• WORK INSTRUCTIONS: In the listing below, locate the lines bearing the word "права". Copy every one of them.

====== GIVEN INFORMATION

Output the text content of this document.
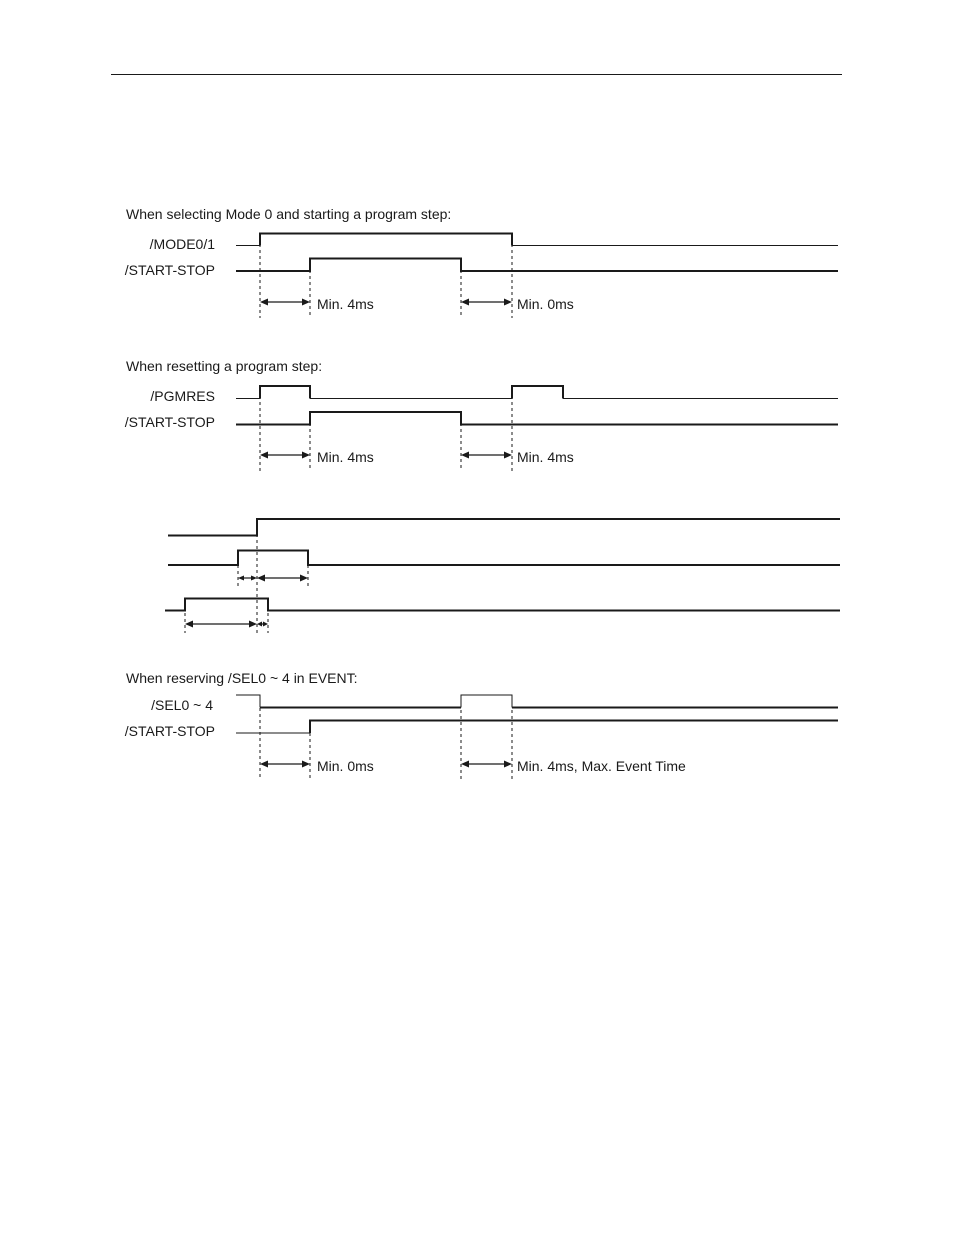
When selecting Mode 0 and starting a program step:
/MODE0/1
/START-STOP
Min. 4ms	Min. 0ms
When resetting a program step:
/PGMRES
/START-STOP
Min. 4ms	Min. 4ms
When reserving /SEL0 ~ 4 in EVENT:
/SEL0 ~ 4
/START-STOP
Min. 0ms	Min. 4ms, Max. Event Time
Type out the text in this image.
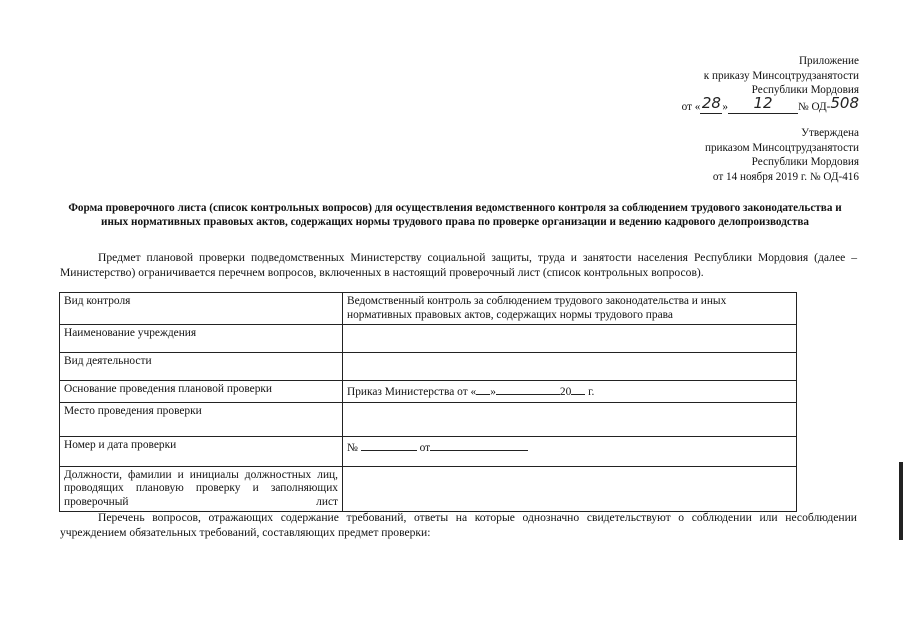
Приложение
к приказу Минсоцтрудзанятости
Республики Мордовия
от «28» 12 № ОД-508
Утверждена
приказом Минсоцтрудзанятости
Республики Мордовия
от 14 ноября 2019 г. № ОД-416
Форма проверочного листа (список контрольных вопросов) для осуществления ведомственного контроля за соблюдением трудового законодательства и иных нормативных правовых актов, содержащих нормы трудового права по проверке организации и ведению кадрового делопроизводства
Предмет плановой проверки подведомственных Министерству социальной защиты, труда и занятости населения Республики Мордовия (далее – Министерство) ограничивается перечнем вопросов, включенных в настоящий проверочный лист (список контрольных вопросов).
Вид контроля	Ведомственный контроль за соблюдением трудового законодательства и иных нормативных правовых актов, содержащих нормы трудового права
Наименование учреждения	
Вид деятельности	
Основание проведения плановой проверки	Приказ Министерства от « » 20 г.
Место проведения проверки	
Номер и дата проверки	№ от
Должности, фамилии и инициалы должностных лиц, проводящих плановую проверку и заполняющих проверочный лист	
Перечень вопросов, отражающих содержание требований, ответы на которые однозначно свидетельствуют о соблюдении или несоблюдении учреждением обязательных требований, составляющих предмет проверки:
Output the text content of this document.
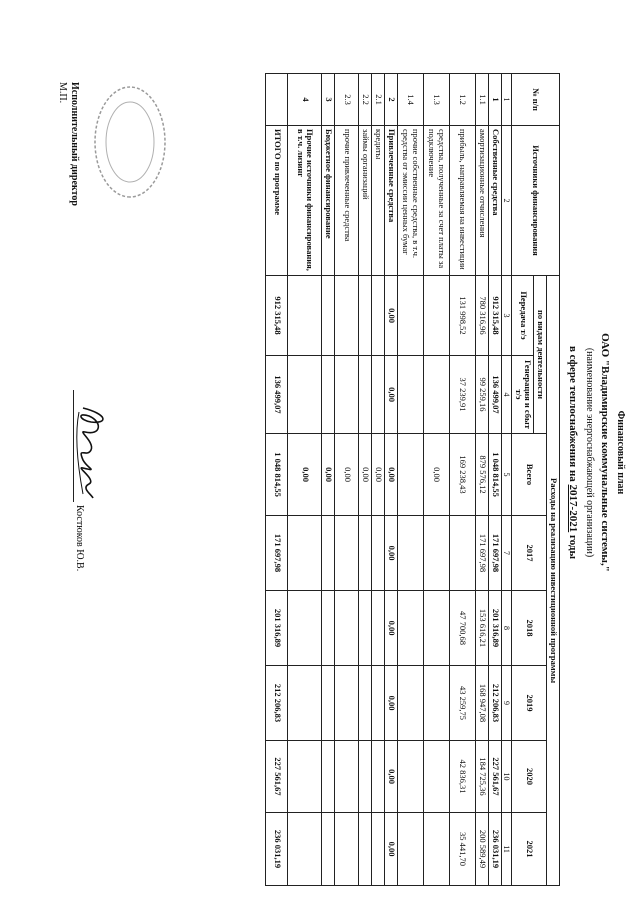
Финансовый план
ОАО "Владимирские коммунальные системы,"
(наименование энергоснабжающей организации)
в сфере теплоснабжения на 2017-2021 годы
№ п/п	Источники финансирования	Расходы на реализацию инвестиционной программы							
		по видам деятельности		Всего	2017	2018	2019	2020	2021
		Передача т/э	Генерация и сбыт т/э						
1	2	3	4	5	7	8	9	10	11
1	Собственные средства	912 315,48	136 499,07	1 048 814,55	171 697,98	201 316,89	212 206,83	227 561,67	236 031,19
1.1	амортизационные отчисления	780 316,96	99 259,16	879 576,12	171 697,98	153 616,21	168 947,08	184 725,36	200 589,49
1.2	прибыль, направляемая на инвестиции	131 998,52	37 239,91	169 238,43		47 700,68	43 259,75	42 836,31	35 441,70
1.3	средства, полученные за счет платы за подключение			0,00					
1.4	прочие собственные средства, в т.ч. средства от эмиссии ценных бумаг								
2	Привлеченные средства	0,00	0,00	0,00	0,00	0,00	0,00	0,00	0,00
2.1	кредиты			0,00					
2.2	займы организаций			0,00					
2.3	прочие привлеченные средства			0,00					
3	Бюджетное финансирование			0,00					
4	Прочие источники финансирования, в т.ч. лизинг			0,00					
	ИТОГО по программе	912 315,48	136 499,07	1 048 814,55	171 697,98	201 316,89	212 206,83	227 561,67	236 031,19
Исполнительный директор
М.П.
Костюков Ю.В.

============

• ANSWER FOR THE TASK:
Форма проверочного листа (список контрольных вопросов) для осуществления ведомственного контроля за соблюдением трудового законодательства и иных нормативных правовых актов, содержащих нормы трудового права по проверке организации и ведению кадрового делопроизводства
Вид контроля	Ведомственный контроль за соблюдением трудового законодательства и иных нормативных правовых актов, содержащих нормы трудового права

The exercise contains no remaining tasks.